● **Task directions**
Reproduce each line of the material precisely.

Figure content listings
= = = =
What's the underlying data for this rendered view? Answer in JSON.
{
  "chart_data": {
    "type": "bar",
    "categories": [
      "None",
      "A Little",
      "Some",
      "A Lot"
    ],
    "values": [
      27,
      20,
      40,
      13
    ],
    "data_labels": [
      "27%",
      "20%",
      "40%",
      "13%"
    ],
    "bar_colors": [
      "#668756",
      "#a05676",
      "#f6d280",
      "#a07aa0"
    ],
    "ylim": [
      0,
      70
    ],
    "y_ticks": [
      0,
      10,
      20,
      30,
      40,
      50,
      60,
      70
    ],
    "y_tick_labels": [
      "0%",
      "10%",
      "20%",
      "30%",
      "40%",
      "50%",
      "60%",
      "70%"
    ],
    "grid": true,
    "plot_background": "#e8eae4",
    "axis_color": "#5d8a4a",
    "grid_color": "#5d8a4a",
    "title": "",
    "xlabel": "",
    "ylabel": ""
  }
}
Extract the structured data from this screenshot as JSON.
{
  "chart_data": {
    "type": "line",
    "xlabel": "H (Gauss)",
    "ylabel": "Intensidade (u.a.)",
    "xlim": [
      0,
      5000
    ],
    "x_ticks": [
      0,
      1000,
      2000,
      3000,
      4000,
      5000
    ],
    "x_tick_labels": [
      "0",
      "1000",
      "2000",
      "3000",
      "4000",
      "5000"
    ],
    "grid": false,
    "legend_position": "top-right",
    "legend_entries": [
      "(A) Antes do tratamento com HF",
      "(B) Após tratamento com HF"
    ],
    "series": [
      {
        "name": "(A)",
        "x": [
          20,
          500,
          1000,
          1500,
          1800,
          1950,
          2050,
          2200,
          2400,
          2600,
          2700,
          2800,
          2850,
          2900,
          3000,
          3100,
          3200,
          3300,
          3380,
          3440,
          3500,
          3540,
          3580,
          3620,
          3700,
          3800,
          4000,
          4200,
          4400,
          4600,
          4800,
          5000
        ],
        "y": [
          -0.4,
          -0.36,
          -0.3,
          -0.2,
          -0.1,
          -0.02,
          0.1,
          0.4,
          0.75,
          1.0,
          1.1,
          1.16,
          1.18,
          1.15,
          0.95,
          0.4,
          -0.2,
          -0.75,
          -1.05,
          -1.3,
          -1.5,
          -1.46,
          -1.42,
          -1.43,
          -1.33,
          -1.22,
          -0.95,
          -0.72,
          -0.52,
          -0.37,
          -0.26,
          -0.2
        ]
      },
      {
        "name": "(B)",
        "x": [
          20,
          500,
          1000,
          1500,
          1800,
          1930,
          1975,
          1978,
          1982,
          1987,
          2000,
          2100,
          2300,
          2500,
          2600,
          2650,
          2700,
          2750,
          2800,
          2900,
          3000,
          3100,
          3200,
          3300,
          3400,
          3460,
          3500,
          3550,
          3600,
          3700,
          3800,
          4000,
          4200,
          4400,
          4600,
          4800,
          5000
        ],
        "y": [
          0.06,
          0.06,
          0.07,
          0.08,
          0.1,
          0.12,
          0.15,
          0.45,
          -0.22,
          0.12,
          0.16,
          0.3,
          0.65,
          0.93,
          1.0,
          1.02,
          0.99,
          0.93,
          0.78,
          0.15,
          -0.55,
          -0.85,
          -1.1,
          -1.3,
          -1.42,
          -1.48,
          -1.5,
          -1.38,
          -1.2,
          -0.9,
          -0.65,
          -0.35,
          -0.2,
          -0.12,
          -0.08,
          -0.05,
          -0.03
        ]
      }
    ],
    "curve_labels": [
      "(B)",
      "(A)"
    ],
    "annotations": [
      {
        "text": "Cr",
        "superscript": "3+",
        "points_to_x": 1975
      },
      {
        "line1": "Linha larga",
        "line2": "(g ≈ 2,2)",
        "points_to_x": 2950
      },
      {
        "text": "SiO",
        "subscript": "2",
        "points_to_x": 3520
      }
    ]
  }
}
= = = =
● **Answer for the task**
What's the underlying data for this rendered view? Answer in JSON.
{
  "chart_data": {
    "type": "bar",
    "categories": [
      "None",
      "A Little",
      "Some",
      "A Lot"
    ],
    "values": [
      27,
      20,
      40,
      13
    ],
    "data_labels": [
      "27%",
      "20%",
      "40%",
      "13%"
    ],
    "bar_colors": [
      "#668756",
      "#a05676",
      "#f6d280",
      "#a07aa0"
    ],
    "ylim": [
      0,
      70
    ],
    "y_ticks": [
      0,
      10,
      20,
      30,
      40,
      50,
      60,
      70
    ],
    "y_tick_labels": [
      "0%",
      "10%",
      "20%",
      "30%",
      "40%",
      "50%",
      "60%",
      "70%"
    ],
    "grid": true,
    "plot_background": "#e8eae4",
    "axis_color": "#5d8a4a",
    "grid_color": "#5d8a4a",
    "title": "",
    "xlabel": "",
    "ylabel": ""
  }
}
Extract the structured data from this screenshot as JSON.
{
  "chart_data": {
    "type": "line",
    "xlabel": "H (Gauss)",
    "ylabel": "Intensidade (u.a.)",
    "xlim": [
      0,
      5000
    ],
    "x_ticks": [
      0,
      1000,
      2000,
      3000,
      4000,
      5000
    ],
    "x_tick_labels": [
      "0",
      "1000",
      "2000",
      "3000",
      "4000",
      "5000"
    ],
    "grid": false,
    "legend_position": "top-right",
    "legend_entries": [
      "(A) Antes do tratamento com HF",
      "(B) Após tratamento com HF"
    ],
    "series": [
      {
        "name": "(A)",
        "x": [
          20,
          500,
          1000,
          1500,
          1800,
          1950,
          2050,
          2200,
          2400,
          2600,
          2700,
          2800,
          2850,
          2900,
          3000,
          3100,
          3200,
          3300,
          3380,
          3440,
          3500,
          3540,
          3580,
          3620,
          3700,
          3800,
          4000,
          4200,
          4400,
          4600,
          4800,
          5000
        ],
        "y": [
          -0.4,
          -0.36,
          -0.3,
          -0.2,
          -0.1,
          -0.02,
          0.1,
          0.4,
          0.75,
          1.0,
          1.1,
          1.16,
          1.18,
          1.15,
          0.95,
          0.4,
          -0.2,
          -0.75,
          -1.05,
          -1.3,
          -1.5,
          -1.46,
          -1.42,
          -1.43,
          -1.33,
          -1.22,
          -0.95,
          -0.72,
          -0.52,
          -0.37,
          -0.26,
          -0.2
        ]
      },
      {
        "name": "(B)",
        "x": [
          20,
          500,
          1000,
          1500,
          1800,
          1930,
          1975,
          1978,
          1982,
          1987,
          2000,
          2100,
          2300,
          2500,
          2600,
          2650,
          2700,
          2750,
          2800,
          2900,
          3000,
          3100,
          3200,
          3300,
          3400,
          3460,
          3500,
          3550,
          3600,
          3700,
          3800,
          4000,
          4200,
          4400,
          4600,
          4800,
          5000
        ],
        "y": [
          0.06,
          0.06,
          0.07,
          0.08,
          0.1,
          0.12,
          0.15,
          0.45,
          -0.22,
          0.12,
          0.16,
          0.3,
          0.65,
          0.93,
          1.0,
          1.02,
          0.99,
          0.93,
          0.78,
          0.15,
          -0.55,
          -0.85,
          -1.1,
          -1.3,
          -1.42,
          -1.48,
          -1.5,
          -1.38,
          -1.2,
          -0.9,
          -0.65,
          -0.35,
          -0.2,
          -0.12,
          -0.08,
          -0.05,
          -0.03
        ]
      }
    ],
    "curve_labels": [
      "(B)",
      "(A)"
    ],
    "annotations": [
      {
        "text": "Cr",
        "superscript": "3+",
        "points_to_x": 1975
      },
      {
        "line1": "Linha larga",
        "line2": "(g ≈ 2,2)",
        "points_to_x": 2950
      },
      {
        "text": "SiO",
        "subscript": "2",
        "points_to_x": 3520
      }
    ]
  }
}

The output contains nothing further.